◆ ARBEITSAUFTRAG
Führen Sie den Forenthread über besonders denkwürdige Missionen in Videospielen im Anschluss an seinen letzten Satz fort.

◆ TEXTAUSZUG
- - - -

Saints Row 3 die SM-Rettungs-Mission ist einfach nur epic 

Mirrors Edge . Letzte Mission, glaube es war " The Edge ".
Ebenfalls eine perfekte Musik und vermittelt echt ein packendes Gefühl einer Mischung aus Rache
und Abschluss der kurzen aber stimmigen Geschichte


----------



## sauerlandboy79 (28. November 2012)

doomkeeper schrieb:


> O
> Mirrors Edge . Letzte Mission, glaube es war " The Edge ".
> Ebenfalls eine perfekte Musik und vermittelt echt ein packendes Gefühl einer Mischung aus Rache
> und Abschluss der kurzen aber stimmigen Geschichte


 Den Abschnitt in der U-Bahn fand ich superb ! Wie sich die Rolltore vor einem zu schließen drohen, wie die Bahnen an einem vorbeirasen, dann die Ausweich-Aktionen auf dem Dach einer dieser und dann der finale Crash !

Goil !


----------



## UthaSnake (28. November 2012)

Frachtschif-Mission ---> CoD MW1
Der Puff ---> Mafia 1
Blutiger Geburtstag ---> Hitman Blood Money
Zurück auf der Ishimura ---> Dead Space 2


----------



## RedDragon20 (28. November 2012)

Die Prypjat-Mission in CoD4:MW! Definitiv eines der Highlights in der gesamten Reihe.


----------



## Corsa500 (28. November 2012)

Auch wenn viele hier diverse Missionen aus CoD 4 zitieren stellt für mich das absolute Highlight der Reihe eindeutig immer noch die MW2-Levels ums Weiße Haus da, speziell nach dem EMP - alle Lichter aus, strömender Regen und die Helikopter regnen auf einen nieder während man sich erst durchs total zerstörte Gebäude kämpft und am Ende wild mit den Leuchtfackeln winkend den Luftangriff gerade noch abbrechen kann - einfach eine hammergeile Atmoshpäre ...
Ansonsten fällt mir spontan quasi jede Crysis 1-Mission ein, da einfach jedes Level unglaublich gute Designarbeit darstellt und vieles in Erinnerung geblieben ist...
Atmohsphärisch ganz stark war mMn auch die Mission in Fear 2, in der man noch recht am Anfang endlich aus dem Bürogebäude herauskommt und einen ersten Blick auf die Welt draußen werfen kann - roter Himmel, alles verödet und mittendrin ein Flugzeug das gerade vom Himmel rauscht... Das war für mich einer der denkwürdigsten Gaming-Momente die ich hatte.
Wie Warcraft III hätte man bestimmt auch Starcraft II diverse Missionen aufführen können, alle liebevoll, kreativ und spannend gestaltet - aber am erinnerungswürdigsten fand ich wohl definitiv die Prophezeihungs-Mission in der man die letzte Schlacht der Protoss schlagen muss.

- - - -

◆ EXTRAHIERTE DATEN
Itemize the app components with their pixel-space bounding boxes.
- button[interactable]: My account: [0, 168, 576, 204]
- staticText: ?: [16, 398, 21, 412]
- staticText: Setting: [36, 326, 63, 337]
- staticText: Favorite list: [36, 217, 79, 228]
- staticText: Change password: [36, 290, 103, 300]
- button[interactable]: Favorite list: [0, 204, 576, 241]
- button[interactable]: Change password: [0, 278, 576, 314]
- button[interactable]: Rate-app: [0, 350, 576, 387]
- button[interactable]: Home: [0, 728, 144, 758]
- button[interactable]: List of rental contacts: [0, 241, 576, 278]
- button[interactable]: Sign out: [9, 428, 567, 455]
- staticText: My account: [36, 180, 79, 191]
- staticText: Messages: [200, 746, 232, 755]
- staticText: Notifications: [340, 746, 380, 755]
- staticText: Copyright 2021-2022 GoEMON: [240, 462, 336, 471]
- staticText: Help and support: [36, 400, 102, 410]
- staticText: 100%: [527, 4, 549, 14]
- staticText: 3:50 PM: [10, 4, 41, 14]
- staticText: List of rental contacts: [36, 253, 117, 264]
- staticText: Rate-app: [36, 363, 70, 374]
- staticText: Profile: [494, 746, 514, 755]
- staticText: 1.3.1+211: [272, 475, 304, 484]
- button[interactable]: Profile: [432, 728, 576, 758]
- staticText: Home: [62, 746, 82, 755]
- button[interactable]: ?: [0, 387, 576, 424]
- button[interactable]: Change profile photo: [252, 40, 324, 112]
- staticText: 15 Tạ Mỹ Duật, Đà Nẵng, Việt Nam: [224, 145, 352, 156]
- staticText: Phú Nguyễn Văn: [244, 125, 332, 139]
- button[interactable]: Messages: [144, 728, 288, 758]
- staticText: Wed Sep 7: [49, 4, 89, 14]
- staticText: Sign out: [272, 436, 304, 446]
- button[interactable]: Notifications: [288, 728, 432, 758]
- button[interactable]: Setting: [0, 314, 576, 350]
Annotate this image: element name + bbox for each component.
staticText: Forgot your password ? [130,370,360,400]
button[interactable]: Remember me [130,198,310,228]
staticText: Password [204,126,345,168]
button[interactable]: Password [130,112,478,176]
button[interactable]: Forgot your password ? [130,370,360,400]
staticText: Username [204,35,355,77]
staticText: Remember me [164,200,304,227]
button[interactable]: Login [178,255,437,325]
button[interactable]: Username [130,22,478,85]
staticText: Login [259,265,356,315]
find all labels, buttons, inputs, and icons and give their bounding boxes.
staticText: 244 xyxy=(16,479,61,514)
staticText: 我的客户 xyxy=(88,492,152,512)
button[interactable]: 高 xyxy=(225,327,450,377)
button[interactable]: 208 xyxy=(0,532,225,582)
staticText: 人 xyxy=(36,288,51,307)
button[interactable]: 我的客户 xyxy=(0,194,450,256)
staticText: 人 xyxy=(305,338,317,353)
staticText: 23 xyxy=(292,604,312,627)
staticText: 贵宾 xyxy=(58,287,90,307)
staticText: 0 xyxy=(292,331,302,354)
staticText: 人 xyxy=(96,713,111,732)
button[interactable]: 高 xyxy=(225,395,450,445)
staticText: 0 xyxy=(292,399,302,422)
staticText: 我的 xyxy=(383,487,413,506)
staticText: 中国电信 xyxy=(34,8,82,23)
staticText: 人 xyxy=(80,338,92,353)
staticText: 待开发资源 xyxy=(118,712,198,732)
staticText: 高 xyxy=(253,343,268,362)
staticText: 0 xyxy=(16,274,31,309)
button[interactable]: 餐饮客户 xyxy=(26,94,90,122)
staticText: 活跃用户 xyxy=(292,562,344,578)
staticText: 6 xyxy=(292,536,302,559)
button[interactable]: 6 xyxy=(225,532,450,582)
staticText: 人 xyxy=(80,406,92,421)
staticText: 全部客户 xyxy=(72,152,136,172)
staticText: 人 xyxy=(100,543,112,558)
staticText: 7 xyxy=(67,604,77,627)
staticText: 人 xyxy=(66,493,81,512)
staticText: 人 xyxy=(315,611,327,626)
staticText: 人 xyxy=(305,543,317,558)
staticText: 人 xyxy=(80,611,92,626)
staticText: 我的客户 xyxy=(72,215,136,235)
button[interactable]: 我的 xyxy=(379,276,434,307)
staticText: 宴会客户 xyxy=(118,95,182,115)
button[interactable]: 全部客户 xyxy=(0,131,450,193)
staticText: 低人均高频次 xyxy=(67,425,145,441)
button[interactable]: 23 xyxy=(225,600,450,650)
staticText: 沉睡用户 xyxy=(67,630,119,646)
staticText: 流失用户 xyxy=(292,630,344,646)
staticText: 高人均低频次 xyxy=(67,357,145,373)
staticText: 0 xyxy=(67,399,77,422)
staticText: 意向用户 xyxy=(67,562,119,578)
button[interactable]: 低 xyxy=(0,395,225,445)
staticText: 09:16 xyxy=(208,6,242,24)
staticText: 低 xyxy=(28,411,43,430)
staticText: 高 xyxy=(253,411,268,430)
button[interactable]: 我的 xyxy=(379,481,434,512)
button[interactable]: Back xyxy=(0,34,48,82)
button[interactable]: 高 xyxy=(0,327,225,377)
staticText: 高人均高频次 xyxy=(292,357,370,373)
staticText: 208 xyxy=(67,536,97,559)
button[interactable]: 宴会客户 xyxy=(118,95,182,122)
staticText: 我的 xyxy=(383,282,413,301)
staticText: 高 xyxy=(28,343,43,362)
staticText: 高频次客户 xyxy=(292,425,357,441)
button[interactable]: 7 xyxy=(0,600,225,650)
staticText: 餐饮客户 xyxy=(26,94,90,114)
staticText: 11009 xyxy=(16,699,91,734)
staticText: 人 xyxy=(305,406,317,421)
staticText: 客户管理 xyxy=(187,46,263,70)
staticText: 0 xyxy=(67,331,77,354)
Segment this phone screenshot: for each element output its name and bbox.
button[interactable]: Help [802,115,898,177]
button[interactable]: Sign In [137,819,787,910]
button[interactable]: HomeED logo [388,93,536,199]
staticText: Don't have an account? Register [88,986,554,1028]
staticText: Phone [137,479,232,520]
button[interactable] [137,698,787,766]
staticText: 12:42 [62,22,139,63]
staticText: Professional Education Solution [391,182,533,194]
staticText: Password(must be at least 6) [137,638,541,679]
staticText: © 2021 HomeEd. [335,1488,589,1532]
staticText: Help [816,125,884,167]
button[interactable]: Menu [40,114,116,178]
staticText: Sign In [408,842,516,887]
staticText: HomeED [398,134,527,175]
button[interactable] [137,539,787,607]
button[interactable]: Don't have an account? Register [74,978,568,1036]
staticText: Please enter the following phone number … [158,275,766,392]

- - - -

◆ LÖSUNG
Ganz toll fand ich auch die Story-Missionen aus Saints Row The Third - der abgefahrene Humor hat dem spielerischen Spaß einfach die Krone aufgesetzt und Abwechslung gabs auch immer 

Generell gibt es wohl in fast allen guten Spielen mindestens ein Level von dem man später sagen kann: Ja, daran erinnere ich mich noch gut, das war damals ja so super - also viel zu viele für diese Liste. Trotzdem ganz nette Zusammenstellung, vor allem die Scarecrow-Level aus Batman sind ja wohl der absolute Hammer - die waren auch mein erster Gedanke als ich die Überschrift gelesen habe und haben sich ihren Platz hier redlich verdient


----------



## sweede (28. November 2012)

Timesplitters 2: Wild West, damals noch nie etwas so geiles erlebt in einem videospiel wie die mission mit dem dazu perfekt passenden soundtrack


----------



## Berserkervmax (28. November 2012)

Mein Favorit :

COD4 MW das Tschernobyl Level "gut getarnt "

Ich bekomme immer noch Gänsehaut wenn ich das nach langer zeit mal wieder spiele


----------



## DrKuki (28. November 2012)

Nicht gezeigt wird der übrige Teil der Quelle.